***** TEXTO FORNECIDO

Quem estacionava sem pagar previamente a Zona Azul em João Pessoa já conhecia o roteiro: ou quitava uma taxa de R$ 30 em até um dia útil, ou corria o risco de receber multa, perder cinco pontos na carteira e ainda ter o veículo removido. Agora, esse modelo entrou oficialmente na mira da Justiça.
A juíza Andréa Gonçalves Lopes Lins, da 1ª Vara da Fazenda Pública da Capital, determinou a suspensão imediata da chamada Tarifa de Pós-Utilização (TPU), cobrança aplicada aos motoristas que ultrapassavam o tempo permitido ou deixavam de ativar o estacionamento rotativo.
A decisão foi concedida em caráter liminar dentro de uma ação civil pública movida por um advogado que questiona a legalidade do sistema adotado em João Pessoa. Na avaliação da magistrada, existem indícios fortes de irregularidade no funcionamento da cobrança, que continuava sendo aplicada diariamente a milhares de condutores.
O ponto central da controvérsia está justamente no papel da TPU. Para a Justiça, a tarifa acabava funcionando como uma espécie de “pedágio punitivo”: o motorista pagava R$ 30 para evitar uma punição maior prevista no Código de Trânsito Brasileiro. Caso não regularizasse a situação nesse prazo, vinha então a multa de R$ 195,23, acompanhada de cinco pontos na CNH e possibilidade de remoção do veículo.
Na decisão, a magistrada argumenta que o modelo adotado invade uma competência que seria exclusiva da União, já que cria, na prática, um mecanismo sancionatório não previsto no Código de Trânsito Brasileiro. Outro ponto levantado é que a concessionária responsável pelo estacionamento estaria assumindo funções típicas de fiscalização e punição, algo que caberia apenas ao poder público.

**********
***** MATERIAL APRESENTADO

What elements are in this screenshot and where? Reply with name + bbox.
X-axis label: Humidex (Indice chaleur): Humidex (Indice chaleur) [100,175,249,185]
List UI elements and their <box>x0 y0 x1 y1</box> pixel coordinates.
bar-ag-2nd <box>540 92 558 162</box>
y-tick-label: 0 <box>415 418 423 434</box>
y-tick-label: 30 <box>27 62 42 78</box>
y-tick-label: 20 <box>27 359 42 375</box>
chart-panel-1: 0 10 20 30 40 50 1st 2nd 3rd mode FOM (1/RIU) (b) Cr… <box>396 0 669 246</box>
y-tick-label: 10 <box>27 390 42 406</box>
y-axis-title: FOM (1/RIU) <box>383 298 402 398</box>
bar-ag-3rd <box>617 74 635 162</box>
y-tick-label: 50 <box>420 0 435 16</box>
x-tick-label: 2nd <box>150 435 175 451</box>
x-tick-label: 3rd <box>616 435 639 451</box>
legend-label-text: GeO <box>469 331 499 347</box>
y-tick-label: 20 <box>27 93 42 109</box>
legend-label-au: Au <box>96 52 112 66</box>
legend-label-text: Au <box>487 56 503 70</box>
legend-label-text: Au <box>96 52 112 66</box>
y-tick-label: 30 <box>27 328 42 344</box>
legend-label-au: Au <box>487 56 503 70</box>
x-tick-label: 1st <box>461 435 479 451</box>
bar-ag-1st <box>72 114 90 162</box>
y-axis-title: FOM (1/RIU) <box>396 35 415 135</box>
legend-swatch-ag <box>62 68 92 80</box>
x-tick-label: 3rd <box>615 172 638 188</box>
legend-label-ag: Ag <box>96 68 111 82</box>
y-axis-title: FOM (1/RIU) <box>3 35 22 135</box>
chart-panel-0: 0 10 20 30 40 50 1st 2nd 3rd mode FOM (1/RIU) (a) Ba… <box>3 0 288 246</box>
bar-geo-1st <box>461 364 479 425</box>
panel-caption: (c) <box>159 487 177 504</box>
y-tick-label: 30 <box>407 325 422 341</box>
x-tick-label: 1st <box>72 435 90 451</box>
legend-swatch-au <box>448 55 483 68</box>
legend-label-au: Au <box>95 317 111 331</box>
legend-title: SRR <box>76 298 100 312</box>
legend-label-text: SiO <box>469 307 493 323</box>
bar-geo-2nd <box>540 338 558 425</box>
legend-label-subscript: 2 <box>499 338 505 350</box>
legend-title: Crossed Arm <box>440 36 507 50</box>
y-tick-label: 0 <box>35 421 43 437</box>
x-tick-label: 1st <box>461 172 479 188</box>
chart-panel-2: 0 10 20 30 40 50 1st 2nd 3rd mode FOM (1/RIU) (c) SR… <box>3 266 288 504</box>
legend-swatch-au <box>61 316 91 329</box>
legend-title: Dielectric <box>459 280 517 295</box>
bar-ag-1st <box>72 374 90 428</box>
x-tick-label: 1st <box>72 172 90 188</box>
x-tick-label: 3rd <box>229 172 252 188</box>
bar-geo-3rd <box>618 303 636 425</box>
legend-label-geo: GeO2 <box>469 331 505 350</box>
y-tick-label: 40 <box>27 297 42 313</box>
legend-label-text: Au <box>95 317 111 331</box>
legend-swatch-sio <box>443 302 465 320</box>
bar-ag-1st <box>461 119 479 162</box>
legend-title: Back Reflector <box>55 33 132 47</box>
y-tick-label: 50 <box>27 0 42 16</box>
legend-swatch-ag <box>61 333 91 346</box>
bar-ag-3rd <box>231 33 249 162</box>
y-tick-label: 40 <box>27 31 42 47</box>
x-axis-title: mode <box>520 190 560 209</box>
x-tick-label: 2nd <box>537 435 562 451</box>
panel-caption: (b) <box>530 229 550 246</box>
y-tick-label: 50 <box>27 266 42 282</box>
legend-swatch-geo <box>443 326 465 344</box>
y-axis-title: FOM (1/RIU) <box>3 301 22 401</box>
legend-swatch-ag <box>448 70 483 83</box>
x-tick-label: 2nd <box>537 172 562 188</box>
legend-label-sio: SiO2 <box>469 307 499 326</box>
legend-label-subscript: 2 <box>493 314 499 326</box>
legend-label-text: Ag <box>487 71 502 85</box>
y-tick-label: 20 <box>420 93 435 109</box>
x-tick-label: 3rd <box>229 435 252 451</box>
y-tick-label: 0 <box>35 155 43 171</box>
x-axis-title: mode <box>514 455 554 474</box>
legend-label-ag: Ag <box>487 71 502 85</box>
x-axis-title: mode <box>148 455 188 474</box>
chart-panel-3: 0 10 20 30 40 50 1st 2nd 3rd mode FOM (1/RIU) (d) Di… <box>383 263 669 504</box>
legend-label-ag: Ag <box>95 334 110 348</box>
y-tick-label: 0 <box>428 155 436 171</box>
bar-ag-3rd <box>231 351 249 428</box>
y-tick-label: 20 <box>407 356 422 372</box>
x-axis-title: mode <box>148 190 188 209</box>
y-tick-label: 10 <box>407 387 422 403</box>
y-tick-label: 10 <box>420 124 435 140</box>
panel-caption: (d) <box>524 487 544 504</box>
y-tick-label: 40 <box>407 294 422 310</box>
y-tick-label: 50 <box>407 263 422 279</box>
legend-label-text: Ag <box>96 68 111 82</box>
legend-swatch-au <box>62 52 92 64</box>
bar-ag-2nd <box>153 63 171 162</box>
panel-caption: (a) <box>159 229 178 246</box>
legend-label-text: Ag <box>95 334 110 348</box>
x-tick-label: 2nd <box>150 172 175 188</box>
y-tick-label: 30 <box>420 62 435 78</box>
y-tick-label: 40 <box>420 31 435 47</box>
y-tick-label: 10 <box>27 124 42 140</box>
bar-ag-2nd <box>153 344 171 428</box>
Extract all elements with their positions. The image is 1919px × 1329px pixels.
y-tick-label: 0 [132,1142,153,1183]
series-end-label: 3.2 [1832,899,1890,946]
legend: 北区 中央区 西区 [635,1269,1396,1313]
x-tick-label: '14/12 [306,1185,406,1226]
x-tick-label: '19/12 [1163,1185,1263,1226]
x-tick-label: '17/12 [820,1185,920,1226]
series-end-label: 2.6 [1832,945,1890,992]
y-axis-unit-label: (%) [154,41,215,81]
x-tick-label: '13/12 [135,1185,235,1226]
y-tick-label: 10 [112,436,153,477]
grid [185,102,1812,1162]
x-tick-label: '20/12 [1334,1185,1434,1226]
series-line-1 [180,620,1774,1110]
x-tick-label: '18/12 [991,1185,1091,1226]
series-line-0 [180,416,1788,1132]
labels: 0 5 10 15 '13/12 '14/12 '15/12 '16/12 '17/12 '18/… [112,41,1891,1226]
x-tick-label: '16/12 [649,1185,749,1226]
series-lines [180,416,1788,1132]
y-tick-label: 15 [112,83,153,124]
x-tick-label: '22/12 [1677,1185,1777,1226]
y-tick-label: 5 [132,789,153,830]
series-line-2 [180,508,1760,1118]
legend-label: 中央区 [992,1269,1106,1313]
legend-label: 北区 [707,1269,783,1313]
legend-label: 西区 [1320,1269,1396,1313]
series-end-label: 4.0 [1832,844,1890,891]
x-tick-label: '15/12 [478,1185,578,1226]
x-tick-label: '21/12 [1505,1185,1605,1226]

**********

**INSTRUÇÕES DA ATIVIDADE**
Indique se cada afirmação abaixo está de acordo com o texto sobre a Zona Azul, respondendo sim ou não e citando literalmente as palavras do texto que decidem a questão. 1. A taxa cobrada de quem não pagava previamente era de R$ 30 e devia ser quitada em até um dia útil. 2. A ação civil pública foi movida pela prefeitura de João Pessoa. 3. Quem não regularizava a situação recebia multa de R$ 195,23 e perdia sete pontos na CNH.

**SOLUÇÃO DO PROBLEMA**
1. Sim: "ou quitava uma taxa de R$ 30 em até um dia útil".
2. Não: "movida por um advogado que questiona a legalidade do sistema adotado em João Pessoa".
3. Não: "vinha então a multa de R$ 195,23, acompanhada de cinco pontos na CNH".